*Required work*: Continue the POV-Ray macro post below, picking up right after its last line, "#macro Normal(BasePigment, ZScale, Accuracy)".

*Extract provided*:
= = = =

Yes, I've been finding POV-Ray quite useful for the task. I have the
following in an include file:

#macro DisplayTexture(Texture)
 camera {
  orthographic
  location <.5,.5,-1>
  right x
  up y
  direction z
 }

 light_source {
  <-.7,1,-.7>*999
  rgb 1
 }

 sky_sphere {
  pigment {checker rgb 0 rgb 1}
  scale .1
 }

 plane {
  -z,0
  texture {
   Texture
  }
 }
#end

#macro DisplayPig(Pigment)
 camera {
  orthographic
  location <.5,.5,-1>
  right x
  up y
  direction z
 }

 plane {
  -z,0
  pigment {
   Pigment
  }
  finish {ambient 1 diffuse 0}
 }
#end

#macro Normal(BasePigment, ZScale, Accuracy)

= = = =

*Information shown*:
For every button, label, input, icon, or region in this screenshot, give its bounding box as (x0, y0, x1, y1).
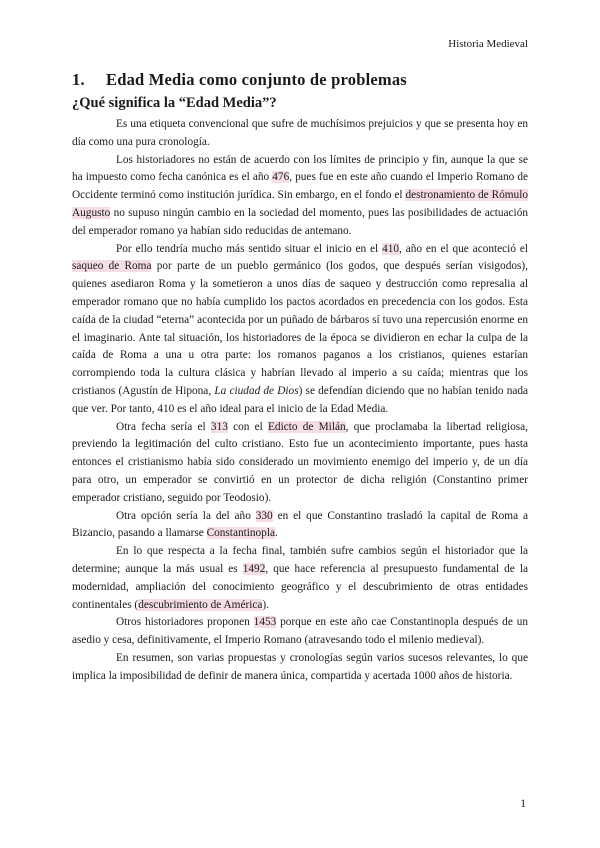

= = = =

*The reply*:
 #local PigmentBase = function {pigment{BasePigment}}
 #local Base = function {PigmentBase(x,y,z).grey}

 #local acc = Accuracy;

 #local BaseX = function // dx
 {
  (Base(x + acc,y,z) - Base(x - acc,y,z)) / (2*acc) * ZScale
 }
 #local BaseY = function // dy
 {
  (Base(x,y + acc,z) - Base(x,y - acc,z)) / (2*acc) * ZScale
 }
 #local BaseXY = function // full horizontal derivative
 {
  sqrt(pow(BaseX(x,y,z),2) + pow(BaseY(x,y,z),2))
 }
 #local XYCalc = function(x)
 {
  ((-x/sqrt(1+x*x)) + 1)/2 // take slope and convert to horizontal component
of normal; then scale to the range 0 to 1
 }
 #local Red = function
 {
  XYCalc(BaseX(x,y,z))
 }
 #local Green = function
 {
  //Base(x,y,z)
  XYCalc(BaseY(x,y,z))
 }
 #local ZCalc = function(x)
 {
  sqrt(1-x*x) // take slope and convert to vertical component of normal
 }
 #local Blue = function
 {
  ZCalc(
   BaseXY(x,y,z)
  )
  //Base(x,y,z)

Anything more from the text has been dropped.